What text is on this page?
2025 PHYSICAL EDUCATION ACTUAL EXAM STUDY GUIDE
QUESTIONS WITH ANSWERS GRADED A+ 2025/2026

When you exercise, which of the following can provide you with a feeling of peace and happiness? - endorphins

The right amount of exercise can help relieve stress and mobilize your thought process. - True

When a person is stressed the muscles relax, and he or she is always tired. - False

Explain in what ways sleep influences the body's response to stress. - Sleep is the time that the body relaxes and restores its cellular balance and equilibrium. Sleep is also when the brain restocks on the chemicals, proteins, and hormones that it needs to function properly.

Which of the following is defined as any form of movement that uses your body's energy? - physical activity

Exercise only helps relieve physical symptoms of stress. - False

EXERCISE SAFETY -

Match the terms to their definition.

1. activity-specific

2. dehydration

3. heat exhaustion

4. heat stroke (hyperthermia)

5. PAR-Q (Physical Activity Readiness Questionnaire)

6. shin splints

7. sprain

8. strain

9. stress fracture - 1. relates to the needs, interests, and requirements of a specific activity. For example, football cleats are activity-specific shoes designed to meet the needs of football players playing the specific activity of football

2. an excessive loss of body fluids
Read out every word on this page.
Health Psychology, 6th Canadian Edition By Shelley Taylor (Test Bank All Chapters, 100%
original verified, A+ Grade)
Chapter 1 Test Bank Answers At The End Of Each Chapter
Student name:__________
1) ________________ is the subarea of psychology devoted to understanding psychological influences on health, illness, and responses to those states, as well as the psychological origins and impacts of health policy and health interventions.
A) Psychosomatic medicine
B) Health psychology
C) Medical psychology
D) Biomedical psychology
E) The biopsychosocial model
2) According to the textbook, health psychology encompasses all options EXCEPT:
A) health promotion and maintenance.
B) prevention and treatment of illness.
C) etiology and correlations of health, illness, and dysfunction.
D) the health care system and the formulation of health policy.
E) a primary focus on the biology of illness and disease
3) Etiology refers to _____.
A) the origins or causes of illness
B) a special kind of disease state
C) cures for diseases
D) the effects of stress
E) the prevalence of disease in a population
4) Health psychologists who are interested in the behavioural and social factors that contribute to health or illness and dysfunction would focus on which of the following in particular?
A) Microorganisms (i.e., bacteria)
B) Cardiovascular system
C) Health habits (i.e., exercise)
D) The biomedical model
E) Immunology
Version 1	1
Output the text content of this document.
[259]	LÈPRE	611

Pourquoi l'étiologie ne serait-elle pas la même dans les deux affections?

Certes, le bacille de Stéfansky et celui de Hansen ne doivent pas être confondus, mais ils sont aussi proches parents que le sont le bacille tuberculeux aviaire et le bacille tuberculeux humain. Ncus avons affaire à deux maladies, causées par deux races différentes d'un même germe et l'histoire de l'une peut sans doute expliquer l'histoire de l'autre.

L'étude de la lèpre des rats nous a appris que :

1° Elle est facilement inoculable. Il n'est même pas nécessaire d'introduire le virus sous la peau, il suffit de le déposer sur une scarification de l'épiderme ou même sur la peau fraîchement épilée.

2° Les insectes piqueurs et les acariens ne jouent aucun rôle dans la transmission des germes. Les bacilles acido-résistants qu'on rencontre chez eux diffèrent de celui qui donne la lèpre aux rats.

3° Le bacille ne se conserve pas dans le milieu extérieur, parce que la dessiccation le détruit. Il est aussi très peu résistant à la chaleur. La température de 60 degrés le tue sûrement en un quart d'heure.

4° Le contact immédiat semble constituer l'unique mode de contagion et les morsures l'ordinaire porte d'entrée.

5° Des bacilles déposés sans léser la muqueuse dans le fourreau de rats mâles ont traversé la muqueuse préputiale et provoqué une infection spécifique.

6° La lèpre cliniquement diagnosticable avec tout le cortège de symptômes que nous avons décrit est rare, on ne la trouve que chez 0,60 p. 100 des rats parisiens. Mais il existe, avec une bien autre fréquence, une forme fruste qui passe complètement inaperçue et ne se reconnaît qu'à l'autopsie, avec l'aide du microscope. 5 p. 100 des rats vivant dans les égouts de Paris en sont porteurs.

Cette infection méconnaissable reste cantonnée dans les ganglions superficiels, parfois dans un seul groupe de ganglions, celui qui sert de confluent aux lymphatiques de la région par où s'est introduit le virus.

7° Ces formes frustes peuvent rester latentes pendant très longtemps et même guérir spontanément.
==================================================
* _DIRECTIONS_
Recopy all of the records verbatim.

* _EXERCISE SOLUTION_
What text is on this page?
2025 PHYSICAL EDUCATION ACTUAL EXAM STUDY GUIDE
QUESTIONS WITH ANSWERS GRADED A+ 2025/2026

When you exercise, which of the following can provide you with a feeling of peace and happiness? - endorphins

The right amount of exercise can help relieve stress and mobilize your thought process. - True

When a person is stressed the muscles relax, and he or she is always tired. - False

Explain in what ways sleep influences the body's response to stress. - Sleep is the time that the body relaxes and restores its cellular balance and equilibrium. Sleep is also when the brain restocks on the chemicals, proteins, and hormones that it needs to function properly.

Which of the following is defined as any form of movement that uses your body's energy? - physical activity

Exercise only helps relieve physical symptoms of stress. - False

EXERCISE SAFETY -

Match the terms to their definition.

1. activity-specific

2. dehydration

3. heat exhaustion

4. heat stroke (hyperthermia)

5. PAR-Q (Physical Activity Readiness Questionnaire)

6. shin splints

7. sprain

8. strain

9. stress fracture - 1. relates to the needs, interests, and requirements of a specific activity. For example, football cleats are activity-specific shoes designed to meet the needs of football players playing the specific activity of football

2. an excessive loss of body fluids
Read out every word on this page.
Health Psychology, 6th Canadian Edition By Shelley Taylor (Test Bank All Chapters, 100%
original verified, A+ Grade)
Chapter 1 Test Bank Answers At The End Of Each Chapter
Student name:__________
1) ________________ is the subarea of psychology devoted to understanding psychological influences on health, illness, and responses to those states, as well as the psychological origins and impacts of health policy and health interventions.
A) Psychosomatic medicine
B) Health psychology
C) Medical psychology
D) Biomedical psychology
E) The biopsychosocial model
2) According to the textbook, health psychology encompasses all options EXCEPT:
A) health promotion and maintenance.
B) prevention and treatment of illness.
C) etiology and correlations of health, illness, and dysfunction.
D) the health care system and the formulation of health policy.
E) a primary focus on the biology of illness and disease
3) Etiology refers to _____.
A) the origins or causes of illness
B) a special kind of disease state
C) cures for diseases
D) the effects of stress
E) the prevalence of disease in a population
4) Health psychologists who are interested in the behavioural and social factors that contribute to health or illness and dysfunction would focus on which of the following in particular?
A) Microorganisms (i.e., bacteria)
B) Cardiovascular system
C) Health habits (i.e., exercise)
D) The biomedical model
E) Immunology
Version 1	1
Output the text content of this document.
[259]	LÈPRE	611

Pourquoi l'étiologie ne serait-elle pas la même dans les deux affections?

Certes, le bacille de Stéfansky et celui de Hansen ne doivent pas être confondus, mais ils sont aussi proches parents que le sont le bacille tuberculeux aviaire et le bacille tuberculeux humain. Ncus avons affaire à deux maladies, causées par deux races différentes d'un même germe et l'histoire de l'une peut sans doute expliquer l'histoire de l'autre.

L'étude de la lèpre des rats nous a appris que :

1° Elle est facilement inoculable. Il n'est même pas nécessaire d'introduire le virus sous la peau, il suffit de le déposer sur une scarification de l'épiderme ou même sur la peau fraîchement épilée.

2° Les insectes piqueurs et les acariens ne jouent aucun rôle dans la transmission des germes. Les bacilles acido-résistants qu'on rencontre chez eux diffèrent de celui qui donne la lèpre aux rats.

3° Le bacille ne se conserve pas dans le milieu extérieur, parce que la dessiccation le détruit. Il est aussi très peu résistant à la chaleur. La température de 60 degrés le tue sûrement en un quart d'heure.

4° Le contact immédiat semble constituer l'unique mode de contagion et les morsures l'ordinaire porte d'entrée.

5° Des bacilles déposés sans léser la muqueuse dans le fourreau de rats mâles ont traversé la muqueuse préputiale et provoqué une infection spécifique.

6° La lèpre cliniquement diagnosticable avec tout le cortège de symptômes que nous avons décrit est rare, on ne la trouve que chez 0,60 p. 100 des rats parisiens. Mais il existe, avec une bien autre fréquence, une forme fruste qui passe complètement inaperçue et ne se reconnaît qu'à l'autopsie, avec l'aide du microscope. 5 p. 100 des rats vivant dans les égouts de Paris en sont porteurs.

Cette infection méconnaissable reste cantonnée dans les ganglions superficiels, parfois dans un seul groupe de ganglions, celui qui sert de confluent aux lymphatiques de la région par où s'est introduit le virus.

7° Ces formes frustes peuvent rester latentes pendant très longtemps et même guérir spontanément.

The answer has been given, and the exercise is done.